▸ **AIM**: Return all lines below containing the word "estaba".

Data entries:
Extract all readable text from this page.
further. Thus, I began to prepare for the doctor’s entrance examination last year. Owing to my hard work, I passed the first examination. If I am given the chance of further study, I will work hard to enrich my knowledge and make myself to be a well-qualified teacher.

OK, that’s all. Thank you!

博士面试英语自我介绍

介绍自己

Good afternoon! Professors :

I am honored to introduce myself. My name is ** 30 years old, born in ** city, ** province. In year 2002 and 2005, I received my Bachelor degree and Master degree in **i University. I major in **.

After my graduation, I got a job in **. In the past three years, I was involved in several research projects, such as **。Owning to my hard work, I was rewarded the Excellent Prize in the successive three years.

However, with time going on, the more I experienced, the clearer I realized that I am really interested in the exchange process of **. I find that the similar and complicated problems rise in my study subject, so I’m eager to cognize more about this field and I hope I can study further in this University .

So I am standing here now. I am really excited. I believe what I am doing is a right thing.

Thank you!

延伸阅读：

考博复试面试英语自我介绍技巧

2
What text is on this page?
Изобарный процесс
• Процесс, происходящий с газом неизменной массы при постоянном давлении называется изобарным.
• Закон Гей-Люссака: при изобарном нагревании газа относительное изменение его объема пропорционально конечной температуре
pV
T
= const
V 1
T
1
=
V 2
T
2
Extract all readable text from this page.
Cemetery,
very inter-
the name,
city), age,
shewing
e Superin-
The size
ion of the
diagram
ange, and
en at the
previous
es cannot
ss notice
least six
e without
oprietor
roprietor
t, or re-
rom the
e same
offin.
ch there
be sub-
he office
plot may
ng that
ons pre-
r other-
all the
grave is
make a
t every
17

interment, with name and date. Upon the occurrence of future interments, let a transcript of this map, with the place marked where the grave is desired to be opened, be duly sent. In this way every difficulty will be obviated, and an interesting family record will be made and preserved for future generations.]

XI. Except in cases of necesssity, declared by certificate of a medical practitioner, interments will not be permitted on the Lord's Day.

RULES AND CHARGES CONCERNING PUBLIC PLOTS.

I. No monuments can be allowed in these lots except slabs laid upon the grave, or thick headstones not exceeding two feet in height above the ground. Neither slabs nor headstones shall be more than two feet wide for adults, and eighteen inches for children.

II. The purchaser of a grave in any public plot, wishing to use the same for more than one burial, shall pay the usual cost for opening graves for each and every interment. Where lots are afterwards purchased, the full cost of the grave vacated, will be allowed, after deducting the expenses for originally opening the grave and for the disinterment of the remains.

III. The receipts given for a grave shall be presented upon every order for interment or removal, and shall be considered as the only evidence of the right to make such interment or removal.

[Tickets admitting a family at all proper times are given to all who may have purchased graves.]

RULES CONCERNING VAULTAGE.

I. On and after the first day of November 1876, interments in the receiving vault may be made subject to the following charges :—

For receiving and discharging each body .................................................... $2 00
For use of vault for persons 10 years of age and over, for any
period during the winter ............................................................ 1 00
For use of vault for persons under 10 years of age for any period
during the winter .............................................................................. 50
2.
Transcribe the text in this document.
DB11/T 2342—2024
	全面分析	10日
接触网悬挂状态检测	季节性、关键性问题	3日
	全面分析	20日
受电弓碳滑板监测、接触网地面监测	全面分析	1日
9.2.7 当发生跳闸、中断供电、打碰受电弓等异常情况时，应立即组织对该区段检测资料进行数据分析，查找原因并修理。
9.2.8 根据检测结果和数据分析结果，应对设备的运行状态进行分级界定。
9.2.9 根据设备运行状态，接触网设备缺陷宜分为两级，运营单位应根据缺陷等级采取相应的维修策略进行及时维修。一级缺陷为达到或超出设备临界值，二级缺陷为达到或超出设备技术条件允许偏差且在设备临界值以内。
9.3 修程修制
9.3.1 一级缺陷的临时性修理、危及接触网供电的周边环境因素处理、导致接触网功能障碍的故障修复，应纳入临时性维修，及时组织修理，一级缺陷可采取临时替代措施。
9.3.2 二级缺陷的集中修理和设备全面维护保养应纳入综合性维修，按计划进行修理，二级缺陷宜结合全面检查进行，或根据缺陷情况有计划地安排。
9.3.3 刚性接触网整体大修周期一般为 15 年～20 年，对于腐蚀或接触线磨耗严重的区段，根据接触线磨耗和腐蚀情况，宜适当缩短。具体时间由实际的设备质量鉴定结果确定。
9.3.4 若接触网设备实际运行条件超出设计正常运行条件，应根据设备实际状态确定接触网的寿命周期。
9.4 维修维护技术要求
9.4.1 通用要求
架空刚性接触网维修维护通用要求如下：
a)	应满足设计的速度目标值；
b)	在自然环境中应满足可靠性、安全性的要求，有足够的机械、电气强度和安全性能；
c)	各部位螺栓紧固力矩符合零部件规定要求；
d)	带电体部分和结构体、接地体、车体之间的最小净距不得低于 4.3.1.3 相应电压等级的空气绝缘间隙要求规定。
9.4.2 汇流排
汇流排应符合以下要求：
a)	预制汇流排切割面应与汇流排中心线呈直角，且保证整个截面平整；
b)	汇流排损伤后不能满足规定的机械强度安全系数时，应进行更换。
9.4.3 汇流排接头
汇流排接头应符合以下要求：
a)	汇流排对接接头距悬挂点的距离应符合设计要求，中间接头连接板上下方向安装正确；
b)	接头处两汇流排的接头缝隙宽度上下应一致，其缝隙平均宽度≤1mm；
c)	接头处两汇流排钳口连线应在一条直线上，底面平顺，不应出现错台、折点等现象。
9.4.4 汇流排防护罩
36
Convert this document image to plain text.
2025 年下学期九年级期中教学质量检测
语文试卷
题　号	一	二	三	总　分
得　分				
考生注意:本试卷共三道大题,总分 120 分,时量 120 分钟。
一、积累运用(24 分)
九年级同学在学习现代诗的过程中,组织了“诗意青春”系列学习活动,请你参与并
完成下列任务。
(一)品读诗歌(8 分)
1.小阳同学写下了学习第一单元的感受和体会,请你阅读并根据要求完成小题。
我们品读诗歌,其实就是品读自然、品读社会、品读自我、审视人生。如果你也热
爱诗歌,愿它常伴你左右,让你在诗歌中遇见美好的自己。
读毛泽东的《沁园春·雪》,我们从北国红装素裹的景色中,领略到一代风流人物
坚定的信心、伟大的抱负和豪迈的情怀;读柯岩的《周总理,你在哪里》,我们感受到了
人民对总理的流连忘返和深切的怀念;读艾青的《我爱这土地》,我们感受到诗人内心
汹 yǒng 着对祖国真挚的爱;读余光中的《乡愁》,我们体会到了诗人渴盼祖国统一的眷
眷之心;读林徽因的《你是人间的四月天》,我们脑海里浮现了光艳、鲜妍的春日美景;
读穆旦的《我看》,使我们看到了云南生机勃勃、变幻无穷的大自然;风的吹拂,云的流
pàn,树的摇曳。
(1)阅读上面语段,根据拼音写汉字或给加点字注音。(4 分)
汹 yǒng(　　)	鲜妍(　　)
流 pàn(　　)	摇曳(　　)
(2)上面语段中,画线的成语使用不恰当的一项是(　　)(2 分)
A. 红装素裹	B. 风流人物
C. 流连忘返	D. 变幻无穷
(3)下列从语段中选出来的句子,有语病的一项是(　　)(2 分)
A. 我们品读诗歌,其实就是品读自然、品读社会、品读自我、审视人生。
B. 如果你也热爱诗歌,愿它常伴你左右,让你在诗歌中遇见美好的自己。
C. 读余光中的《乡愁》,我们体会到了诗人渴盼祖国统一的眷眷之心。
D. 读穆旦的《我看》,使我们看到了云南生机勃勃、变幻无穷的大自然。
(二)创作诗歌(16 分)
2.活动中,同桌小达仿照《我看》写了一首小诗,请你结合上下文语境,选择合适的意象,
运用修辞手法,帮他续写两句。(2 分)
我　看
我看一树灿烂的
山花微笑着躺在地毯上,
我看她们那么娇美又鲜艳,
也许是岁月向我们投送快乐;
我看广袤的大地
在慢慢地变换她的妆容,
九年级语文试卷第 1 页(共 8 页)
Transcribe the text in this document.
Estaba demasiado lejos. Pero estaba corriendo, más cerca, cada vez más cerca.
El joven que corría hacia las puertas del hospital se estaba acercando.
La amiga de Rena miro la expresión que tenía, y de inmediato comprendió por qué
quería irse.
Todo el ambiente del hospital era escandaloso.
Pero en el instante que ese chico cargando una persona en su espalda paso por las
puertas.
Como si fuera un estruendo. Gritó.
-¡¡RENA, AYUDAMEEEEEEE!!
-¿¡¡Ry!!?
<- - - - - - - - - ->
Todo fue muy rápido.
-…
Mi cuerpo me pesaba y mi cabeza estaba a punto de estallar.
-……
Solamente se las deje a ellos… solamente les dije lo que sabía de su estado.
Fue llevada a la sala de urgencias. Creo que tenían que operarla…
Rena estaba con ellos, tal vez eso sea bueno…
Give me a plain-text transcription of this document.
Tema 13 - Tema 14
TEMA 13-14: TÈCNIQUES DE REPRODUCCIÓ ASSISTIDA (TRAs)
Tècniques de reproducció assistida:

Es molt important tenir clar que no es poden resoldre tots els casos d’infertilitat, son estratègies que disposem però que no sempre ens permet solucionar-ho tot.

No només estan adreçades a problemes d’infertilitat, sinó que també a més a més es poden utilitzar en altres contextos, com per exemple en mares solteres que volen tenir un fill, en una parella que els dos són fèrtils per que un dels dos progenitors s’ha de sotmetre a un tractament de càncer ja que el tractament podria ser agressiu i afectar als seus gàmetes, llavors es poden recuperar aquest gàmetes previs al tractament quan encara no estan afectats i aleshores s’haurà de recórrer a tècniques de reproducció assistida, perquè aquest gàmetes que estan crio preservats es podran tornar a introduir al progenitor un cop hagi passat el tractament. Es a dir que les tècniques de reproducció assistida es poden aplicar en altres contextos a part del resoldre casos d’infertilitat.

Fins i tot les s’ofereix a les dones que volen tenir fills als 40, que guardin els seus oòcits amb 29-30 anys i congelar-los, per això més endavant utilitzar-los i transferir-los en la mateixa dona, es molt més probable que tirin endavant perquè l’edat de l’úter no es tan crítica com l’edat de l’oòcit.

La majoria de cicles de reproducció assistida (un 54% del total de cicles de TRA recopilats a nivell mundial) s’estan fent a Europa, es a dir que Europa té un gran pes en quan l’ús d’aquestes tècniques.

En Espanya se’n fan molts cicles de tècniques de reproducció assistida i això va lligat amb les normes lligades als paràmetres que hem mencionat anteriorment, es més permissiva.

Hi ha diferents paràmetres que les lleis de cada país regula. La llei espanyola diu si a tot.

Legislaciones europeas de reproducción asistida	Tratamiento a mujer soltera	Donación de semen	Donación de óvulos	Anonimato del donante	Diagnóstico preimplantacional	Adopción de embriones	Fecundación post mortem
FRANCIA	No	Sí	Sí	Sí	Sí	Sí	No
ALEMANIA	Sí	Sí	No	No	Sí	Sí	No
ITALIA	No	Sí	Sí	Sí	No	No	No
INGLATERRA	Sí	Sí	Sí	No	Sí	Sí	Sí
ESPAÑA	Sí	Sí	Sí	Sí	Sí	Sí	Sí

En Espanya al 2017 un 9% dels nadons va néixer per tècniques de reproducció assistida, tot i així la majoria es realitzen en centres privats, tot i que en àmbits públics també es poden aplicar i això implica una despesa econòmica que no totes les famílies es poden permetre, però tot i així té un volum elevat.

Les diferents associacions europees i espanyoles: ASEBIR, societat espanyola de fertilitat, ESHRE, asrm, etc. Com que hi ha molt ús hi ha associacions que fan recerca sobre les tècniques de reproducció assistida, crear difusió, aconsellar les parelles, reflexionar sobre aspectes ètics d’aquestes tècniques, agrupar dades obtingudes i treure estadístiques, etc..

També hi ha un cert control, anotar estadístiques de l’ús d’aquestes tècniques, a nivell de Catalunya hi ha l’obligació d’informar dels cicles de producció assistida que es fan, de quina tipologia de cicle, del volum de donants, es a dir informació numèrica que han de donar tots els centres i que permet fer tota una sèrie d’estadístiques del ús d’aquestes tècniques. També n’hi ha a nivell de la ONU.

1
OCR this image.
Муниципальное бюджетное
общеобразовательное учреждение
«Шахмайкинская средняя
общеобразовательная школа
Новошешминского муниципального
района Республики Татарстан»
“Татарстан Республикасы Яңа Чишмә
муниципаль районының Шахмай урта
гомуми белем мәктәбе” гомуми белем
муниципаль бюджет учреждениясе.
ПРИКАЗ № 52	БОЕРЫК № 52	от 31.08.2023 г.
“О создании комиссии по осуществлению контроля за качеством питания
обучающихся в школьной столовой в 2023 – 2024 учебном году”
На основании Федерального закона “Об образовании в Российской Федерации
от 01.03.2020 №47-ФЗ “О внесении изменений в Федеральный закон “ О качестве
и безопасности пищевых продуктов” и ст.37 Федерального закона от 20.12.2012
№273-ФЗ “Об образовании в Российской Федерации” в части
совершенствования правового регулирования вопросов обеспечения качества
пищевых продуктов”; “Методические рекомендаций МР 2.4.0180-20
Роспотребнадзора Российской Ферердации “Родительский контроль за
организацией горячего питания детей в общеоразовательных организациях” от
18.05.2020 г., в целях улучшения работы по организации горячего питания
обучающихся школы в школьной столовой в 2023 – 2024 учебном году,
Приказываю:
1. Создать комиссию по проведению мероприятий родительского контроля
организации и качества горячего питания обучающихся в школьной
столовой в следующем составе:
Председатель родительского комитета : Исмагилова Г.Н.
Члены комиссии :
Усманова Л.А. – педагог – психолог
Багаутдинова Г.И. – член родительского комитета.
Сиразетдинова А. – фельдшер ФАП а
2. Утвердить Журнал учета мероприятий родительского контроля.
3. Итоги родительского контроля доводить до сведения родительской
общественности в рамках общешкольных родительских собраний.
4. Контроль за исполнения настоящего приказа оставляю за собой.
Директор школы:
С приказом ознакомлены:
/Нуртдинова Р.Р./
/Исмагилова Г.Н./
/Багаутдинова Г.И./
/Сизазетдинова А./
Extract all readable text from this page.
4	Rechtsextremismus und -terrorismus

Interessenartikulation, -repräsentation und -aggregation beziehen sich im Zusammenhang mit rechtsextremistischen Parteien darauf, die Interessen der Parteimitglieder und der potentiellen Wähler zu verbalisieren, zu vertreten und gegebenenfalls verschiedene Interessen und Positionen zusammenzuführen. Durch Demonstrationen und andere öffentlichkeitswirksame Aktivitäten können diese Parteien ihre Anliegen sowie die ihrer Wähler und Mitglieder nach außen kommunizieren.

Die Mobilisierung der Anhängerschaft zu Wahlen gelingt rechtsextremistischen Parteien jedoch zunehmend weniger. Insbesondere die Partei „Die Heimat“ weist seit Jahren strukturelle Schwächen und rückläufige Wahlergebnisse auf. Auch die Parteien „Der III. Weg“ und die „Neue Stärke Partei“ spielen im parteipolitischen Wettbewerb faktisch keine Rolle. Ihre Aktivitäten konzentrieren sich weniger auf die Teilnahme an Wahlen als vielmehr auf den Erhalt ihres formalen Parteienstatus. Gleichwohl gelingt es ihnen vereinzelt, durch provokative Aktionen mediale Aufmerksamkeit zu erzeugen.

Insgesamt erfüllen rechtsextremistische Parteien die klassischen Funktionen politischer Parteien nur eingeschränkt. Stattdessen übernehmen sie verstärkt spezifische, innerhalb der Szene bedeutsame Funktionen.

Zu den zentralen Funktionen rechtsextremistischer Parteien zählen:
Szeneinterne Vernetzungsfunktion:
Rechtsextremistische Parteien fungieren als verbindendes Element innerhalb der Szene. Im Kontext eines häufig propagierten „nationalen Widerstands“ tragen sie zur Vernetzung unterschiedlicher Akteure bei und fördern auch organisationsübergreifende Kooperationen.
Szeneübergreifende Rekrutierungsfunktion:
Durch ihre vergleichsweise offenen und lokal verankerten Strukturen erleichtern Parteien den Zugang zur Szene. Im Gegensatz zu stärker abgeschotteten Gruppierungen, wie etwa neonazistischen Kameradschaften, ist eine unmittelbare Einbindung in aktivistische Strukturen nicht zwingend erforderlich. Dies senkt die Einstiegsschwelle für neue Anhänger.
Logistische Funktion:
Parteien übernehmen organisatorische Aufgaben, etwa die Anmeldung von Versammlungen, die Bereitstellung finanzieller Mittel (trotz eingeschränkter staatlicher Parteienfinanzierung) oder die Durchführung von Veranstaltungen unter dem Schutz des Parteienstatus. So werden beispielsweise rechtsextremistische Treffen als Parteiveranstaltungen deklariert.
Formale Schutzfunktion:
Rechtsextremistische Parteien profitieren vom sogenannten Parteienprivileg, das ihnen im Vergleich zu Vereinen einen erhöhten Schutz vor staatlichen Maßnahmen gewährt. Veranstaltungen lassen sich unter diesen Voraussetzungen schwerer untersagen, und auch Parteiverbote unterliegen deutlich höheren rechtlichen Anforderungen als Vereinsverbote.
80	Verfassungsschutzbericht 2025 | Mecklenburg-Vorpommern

▸ **WORKED ANSWER**:
Estaba demasiado lejos. Pero estaba corriendo, más cerca, cada vez más cerca.
El joven que corría hacia las puertas del hospital se estaba acercando.
Mi cuerpo me pesaba y mi cabeza estaba a punto de estallar.
Rena estaba con ellos, tal vez eso sea bueno…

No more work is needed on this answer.